● **Task instructions**
Return all lines in the material below that contain "type".

● **Record extracts**
>> Begin

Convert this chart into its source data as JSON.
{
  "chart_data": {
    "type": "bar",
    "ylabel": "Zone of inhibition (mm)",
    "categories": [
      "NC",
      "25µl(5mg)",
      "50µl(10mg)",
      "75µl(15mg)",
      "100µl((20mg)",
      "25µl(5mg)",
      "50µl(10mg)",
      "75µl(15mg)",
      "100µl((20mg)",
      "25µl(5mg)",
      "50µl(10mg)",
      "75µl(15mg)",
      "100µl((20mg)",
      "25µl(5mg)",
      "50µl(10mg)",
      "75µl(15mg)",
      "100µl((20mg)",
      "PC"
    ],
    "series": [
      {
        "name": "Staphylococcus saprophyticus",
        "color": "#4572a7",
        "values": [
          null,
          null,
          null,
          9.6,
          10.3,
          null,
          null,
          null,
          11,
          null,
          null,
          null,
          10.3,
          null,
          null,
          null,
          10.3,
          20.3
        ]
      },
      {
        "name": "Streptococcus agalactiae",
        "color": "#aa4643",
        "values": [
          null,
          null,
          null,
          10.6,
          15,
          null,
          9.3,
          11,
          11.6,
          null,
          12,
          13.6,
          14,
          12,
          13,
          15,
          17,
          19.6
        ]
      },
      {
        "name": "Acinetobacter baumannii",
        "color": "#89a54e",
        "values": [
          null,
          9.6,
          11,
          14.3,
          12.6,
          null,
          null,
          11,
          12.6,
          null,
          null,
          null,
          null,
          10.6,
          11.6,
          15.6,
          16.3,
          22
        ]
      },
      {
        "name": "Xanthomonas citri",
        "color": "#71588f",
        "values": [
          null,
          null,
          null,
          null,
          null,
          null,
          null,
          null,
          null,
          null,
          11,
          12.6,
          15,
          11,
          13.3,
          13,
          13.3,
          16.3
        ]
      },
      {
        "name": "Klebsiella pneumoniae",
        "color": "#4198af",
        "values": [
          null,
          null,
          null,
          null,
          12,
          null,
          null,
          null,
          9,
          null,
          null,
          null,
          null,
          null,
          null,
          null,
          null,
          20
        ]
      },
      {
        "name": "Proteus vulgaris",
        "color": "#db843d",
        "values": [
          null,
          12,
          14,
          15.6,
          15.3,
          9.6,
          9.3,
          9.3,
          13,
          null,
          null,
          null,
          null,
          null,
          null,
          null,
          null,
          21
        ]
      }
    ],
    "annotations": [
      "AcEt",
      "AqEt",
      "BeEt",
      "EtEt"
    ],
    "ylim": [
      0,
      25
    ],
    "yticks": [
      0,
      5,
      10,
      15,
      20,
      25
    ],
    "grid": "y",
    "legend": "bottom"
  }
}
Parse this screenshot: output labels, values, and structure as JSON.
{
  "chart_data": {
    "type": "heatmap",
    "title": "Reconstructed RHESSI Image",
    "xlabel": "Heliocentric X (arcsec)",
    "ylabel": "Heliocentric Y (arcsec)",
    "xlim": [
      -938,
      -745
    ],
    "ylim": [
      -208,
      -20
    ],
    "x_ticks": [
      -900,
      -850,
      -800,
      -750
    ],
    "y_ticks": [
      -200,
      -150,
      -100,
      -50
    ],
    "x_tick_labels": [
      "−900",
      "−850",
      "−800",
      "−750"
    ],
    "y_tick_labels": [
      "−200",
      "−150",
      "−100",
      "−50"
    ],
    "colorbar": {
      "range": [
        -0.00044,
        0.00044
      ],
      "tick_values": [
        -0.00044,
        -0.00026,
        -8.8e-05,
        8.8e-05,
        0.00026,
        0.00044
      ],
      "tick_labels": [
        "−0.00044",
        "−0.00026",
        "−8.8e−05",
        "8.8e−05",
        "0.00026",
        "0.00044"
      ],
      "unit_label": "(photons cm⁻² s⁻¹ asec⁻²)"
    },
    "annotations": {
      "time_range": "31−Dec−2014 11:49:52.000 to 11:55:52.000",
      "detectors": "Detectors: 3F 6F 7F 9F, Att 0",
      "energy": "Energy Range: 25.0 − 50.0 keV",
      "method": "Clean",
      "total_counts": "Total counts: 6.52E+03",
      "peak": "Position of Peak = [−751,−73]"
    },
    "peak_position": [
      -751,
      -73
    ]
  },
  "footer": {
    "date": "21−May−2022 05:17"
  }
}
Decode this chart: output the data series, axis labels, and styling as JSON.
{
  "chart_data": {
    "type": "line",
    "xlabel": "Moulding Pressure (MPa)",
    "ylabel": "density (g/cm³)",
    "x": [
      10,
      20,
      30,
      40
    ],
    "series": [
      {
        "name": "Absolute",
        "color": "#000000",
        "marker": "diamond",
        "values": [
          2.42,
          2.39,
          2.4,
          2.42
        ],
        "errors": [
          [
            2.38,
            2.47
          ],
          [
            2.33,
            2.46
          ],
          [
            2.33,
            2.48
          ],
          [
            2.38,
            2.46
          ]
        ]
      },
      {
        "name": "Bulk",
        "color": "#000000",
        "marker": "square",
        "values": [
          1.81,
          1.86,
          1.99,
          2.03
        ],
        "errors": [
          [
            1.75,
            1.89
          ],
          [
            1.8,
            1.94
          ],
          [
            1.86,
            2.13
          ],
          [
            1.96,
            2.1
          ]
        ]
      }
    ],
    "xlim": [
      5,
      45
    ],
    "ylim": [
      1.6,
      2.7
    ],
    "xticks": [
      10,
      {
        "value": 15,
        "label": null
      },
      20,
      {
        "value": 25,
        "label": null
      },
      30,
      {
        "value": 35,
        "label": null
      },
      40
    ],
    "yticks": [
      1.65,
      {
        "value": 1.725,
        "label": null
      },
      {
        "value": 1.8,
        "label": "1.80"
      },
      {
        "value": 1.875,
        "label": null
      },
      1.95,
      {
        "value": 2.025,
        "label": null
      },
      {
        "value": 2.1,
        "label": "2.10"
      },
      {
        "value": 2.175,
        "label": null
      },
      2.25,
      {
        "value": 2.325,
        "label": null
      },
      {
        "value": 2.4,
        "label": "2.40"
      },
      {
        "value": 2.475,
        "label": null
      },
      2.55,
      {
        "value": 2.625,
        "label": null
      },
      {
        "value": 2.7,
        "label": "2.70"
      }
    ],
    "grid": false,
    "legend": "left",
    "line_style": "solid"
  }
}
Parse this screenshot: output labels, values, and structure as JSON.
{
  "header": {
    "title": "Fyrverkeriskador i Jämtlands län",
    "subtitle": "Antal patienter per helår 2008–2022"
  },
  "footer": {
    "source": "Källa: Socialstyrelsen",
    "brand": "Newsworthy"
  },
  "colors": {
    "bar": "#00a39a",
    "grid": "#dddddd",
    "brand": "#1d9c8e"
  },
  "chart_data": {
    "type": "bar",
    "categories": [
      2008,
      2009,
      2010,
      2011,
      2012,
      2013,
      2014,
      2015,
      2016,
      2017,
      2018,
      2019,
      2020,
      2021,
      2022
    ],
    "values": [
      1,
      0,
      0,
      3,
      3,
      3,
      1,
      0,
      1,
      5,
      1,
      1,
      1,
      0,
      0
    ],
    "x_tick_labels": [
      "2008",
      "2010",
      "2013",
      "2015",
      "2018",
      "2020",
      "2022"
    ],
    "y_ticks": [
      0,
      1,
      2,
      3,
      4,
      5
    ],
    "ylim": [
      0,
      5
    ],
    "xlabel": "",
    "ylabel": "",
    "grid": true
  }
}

>> End

● **Written response**
    "type": "bar",
    "type": "heatmap",
    "type": "line",
    "type": "bar",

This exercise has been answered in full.